# EXERCISE INSTRUCTIONS
For the listing underneath, give the count of lines containing the string "ylabel" and nothing further.
+ + + + +
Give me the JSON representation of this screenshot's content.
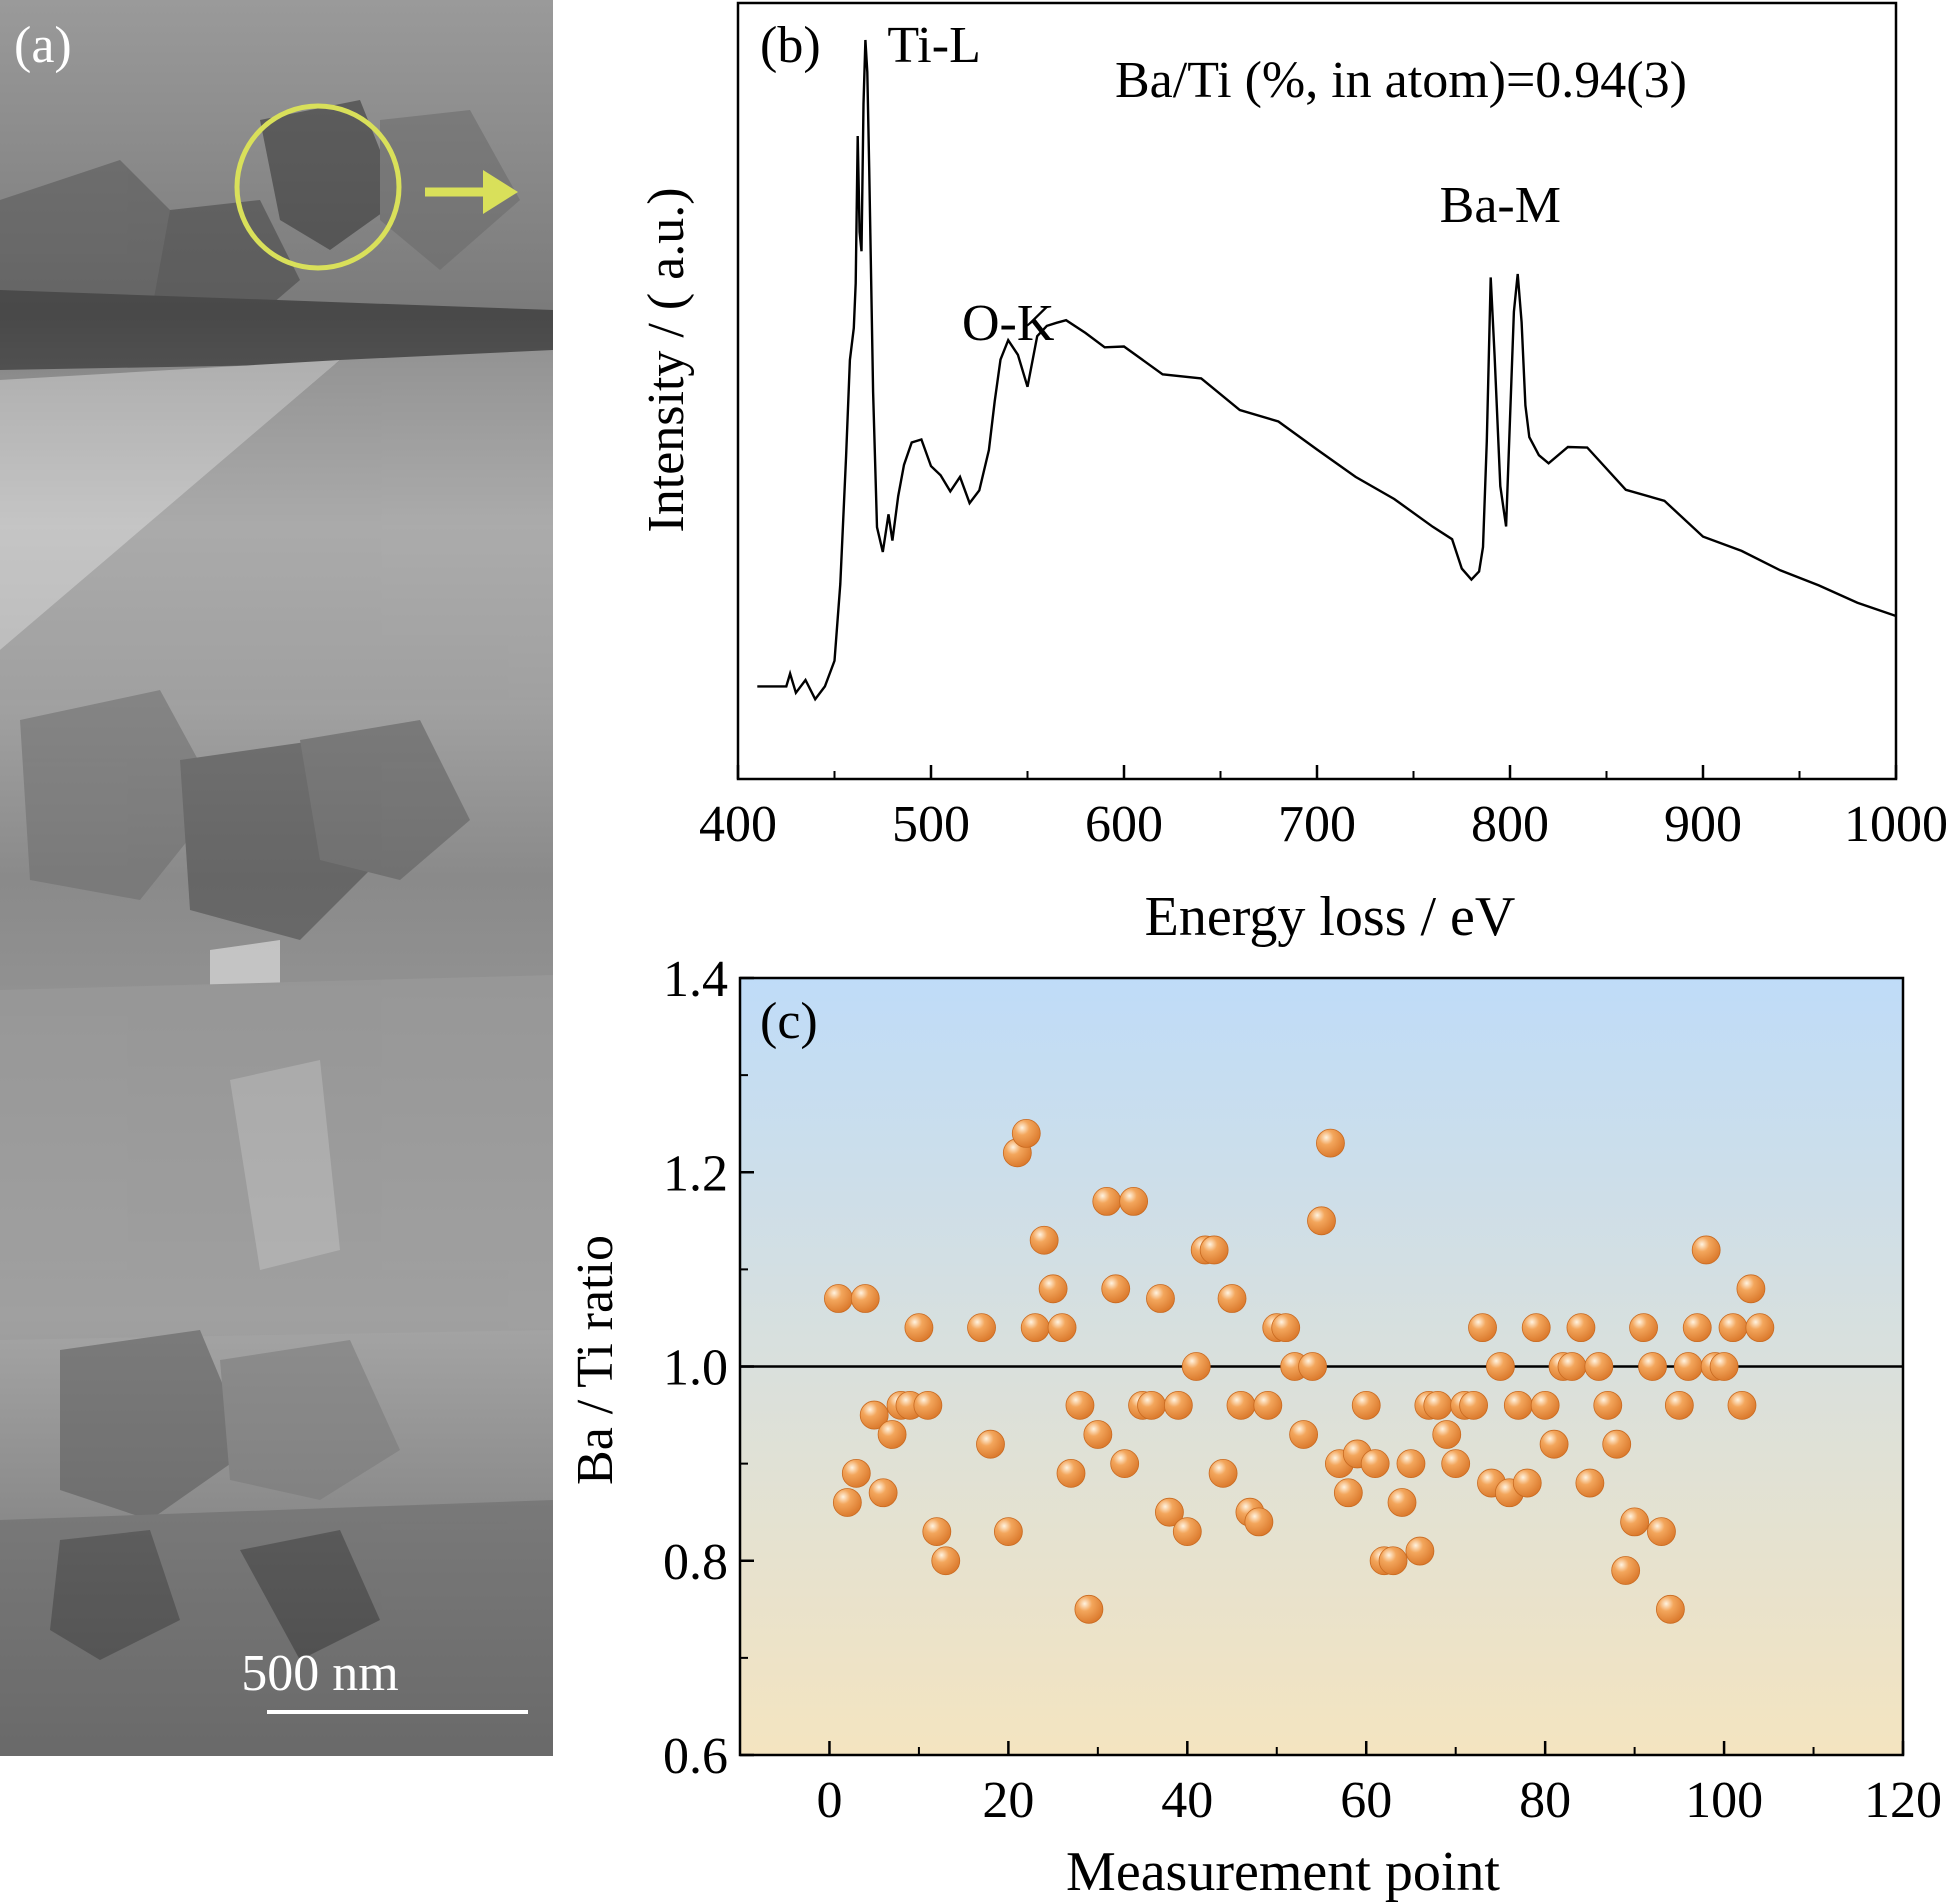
{
  "panel_a": {
    "label": "(a)",
    "scale_bar_label": "500 nm",
    "circle_color": "#d9e05a",
    "background_tone": "#8c8c8c"
  },
  "chart_data": [
    {
      "type": "line",
      "panel_label": "(b)",
      "xlabel": "Energy loss / eV",
      "ylabel": "Intensity / ( a.u.)",
      "xlim": [
        400,
        1000
      ],
      "xticks": [
        400,
        500,
        600,
        700,
        800,
        900,
        1000
      ],
      "y_tick_labels": false,
      "annotation": "Ba/Ti (%, in atom)=0.94(3)",
      "line_color": "#000000",
      "peak_labels": [
        {
          "text": "Ti-L",
          "x": 466
        },
        {
          "text": "O-K",
          "x": 540
        },
        {
          "text": "Ba-M",
          "x": 795
        }
      ],
      "series": [
        {
          "x": [
            410,
            425,
            427,
            430,
            435,
            440,
            445,
            450,
            453,
            456,
            458,
            460,
            461,
            462,
            463,
            464,
            465,
            466,
            467,
            468,
            470,
            472,
            475,
            478,
            480,
            483,
            486,
            490,
            495,
            500,
            505,
            510,
            515,
            520,
            525,
            530,
            533,
            536,
            540,
            545,
            550,
            555,
            560,
            565,
            570,
            580,
            590,
            600,
            620,
            640,
            660,
            680,
            700,
            720,
            740,
            760,
            770,
            775,
            780,
            784,
            786,
            788,
            790,
            792,
            795,
            798,
            800,
            802,
            804,
            806,
            808,
            810,
            815,
            820,
            830,
            840,
            860,
            880,
            900,
            920,
            940,
            960,
            980,
            1000
          ],
          "y": [
            0.04,
            0.04,
            0.06,
            0.03,
            0.05,
            0.02,
            0.04,
            0.08,
            0.2,
            0.4,
            0.55,
            0.6,
            0.67,
            0.9,
            0.75,
            0.72,
            0.95,
            1.05,
            1.0,
            0.85,
            0.5,
            0.3,
            0.25,
            0.3,
            0.27,
            0.35,
            0.38,
            0.42,
            0.43,
            0.38,
            0.37,
            0.35,
            0.36,
            0.33,
            0.35,
            0.4,
            0.48,
            0.55,
            0.58,
            0.55,
            0.52,
            0.58,
            0.6,
            0.62,
            0.6,
            0.6,
            0.58,
            0.56,
            0.54,
            0.51,
            0.48,
            0.45,
            0.41,
            0.37,
            0.33,
            0.29,
            0.26,
            0.23,
            0.21,
            0.22,
            0.27,
            0.42,
            0.69,
            0.55,
            0.35,
            0.29,
            0.45,
            0.62,
            0.68,
            0.6,
            0.48,
            0.42,
            0.4,
            0.4,
            0.42,
            0.4,
            0.36,
            0.32,
            0.28,
            0.25,
            0.22,
            0.2,
            0.17,
            0.15
          ]
        }
      ]
    },
    {
      "type": "scatter",
      "panel_label": "(c)",
      "xlabel": "Measurement point",
      "ylabel": "Ba / Ti ratio",
      "xlim": [
        -10,
        120
      ],
      "ylim": [
        0.6,
        1.4
      ],
      "xticks": [
        0,
        20,
        40,
        60,
        80,
        100,
        120
      ],
      "yticks": [
        0.6,
        0.8,
        1.0,
        1.2,
        1.4
      ],
      "ytick_labels": [
        "0.6",
        "0.8",
        "1.0",
        "1.2",
        "1.4"
      ],
      "reference_line": 1.0,
      "marker_color": "#e8964a",
      "background_gradient": [
        "#bfdcf8",
        "#f4e4c0"
      ],
      "series": [
        {
          "x": [
            1,
            2,
            3,
            4,
            5,
            6,
            7,
            8,
            9,
            10,
            11,
            12,
            13,
            17,
            18,
            20,
            21,
            22,
            23,
            24,
            25,
            26,
            27,
            28,
            29,
            30,
            31,
            32,
            33,
            34,
            35,
            36,
            37,
            38,
            39,
            40,
            41,
            42,
            43,
            44,
            45,
            46,
            47,
            48,
            49,
            50,
            51,
            52,
            53,
            54,
            55,
            56,
            57,
            58,
            59,
            60,
            61,
            62,
            63,
            64,
            65,
            66,
            67,
            68,
            69,
            70,
            71,
            72,
            73,
            74,
            75,
            76,
            77,
            78,
            79,
            80,
            81,
            82,
            83,
            84,
            85,
            86,
            87,
            88,
            89,
            90,
            91,
            92,
            93,
            94,
            95,
            96,
            97,
            98,
            99,
            100,
            101,
            102,
            103,
            104
          ],
          "y": [
            1.07,
            0.86,
            0.89,
            1.07,
            0.95,
            0.87,
            0.93,
            0.96,
            0.96,
            1.04,
            0.96,
            0.83,
            0.8,
            1.04,
            0.92,
            0.83,
            1.22,
            1.24,
            1.04,
            1.13,
            1.08,
            1.04,
            0.89,
            0.96,
            0.75,
            0.93,
            1.17,
            1.08,
            0.9,
            1.17,
            0.96,
            0.96,
            1.07,
            0.85,
            0.96,
            0.83,
            1.0,
            1.12,
            1.12,
            0.89,
            1.07,
            0.96,
            0.85,
            0.84,
            0.96,
            1.04,
            1.04,
            1.0,
            0.93,
            1.0,
            1.15,
            1.23,
            0.9,
            0.87,
            0.91,
            0.96,
            0.9,
            0.8,
            0.8,
            0.86,
            0.9,
            0.81,
            0.96,
            0.96,
            0.93,
            0.9,
            0.96,
            0.96,
            1.04,
            0.88,
            1.0,
            0.87,
            0.96,
            0.88,
            1.04,
            0.96,
            0.92,
            1.0,
            1.0,
            1.04,
            0.88,
            1.0,
            0.96,
            0.92,
            0.79,
            0.84,
            1.04,
            1.0,
            0.83,
            0.75,
            0.96,
            1.0,
            1.04,
            1.12,
            1.0,
            1.0,
            1.04,
            0.96,
            1.08,
            1.04
          ]
        }
      ]
    }
  ]
}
+ + + + +
# THE ANSWER
2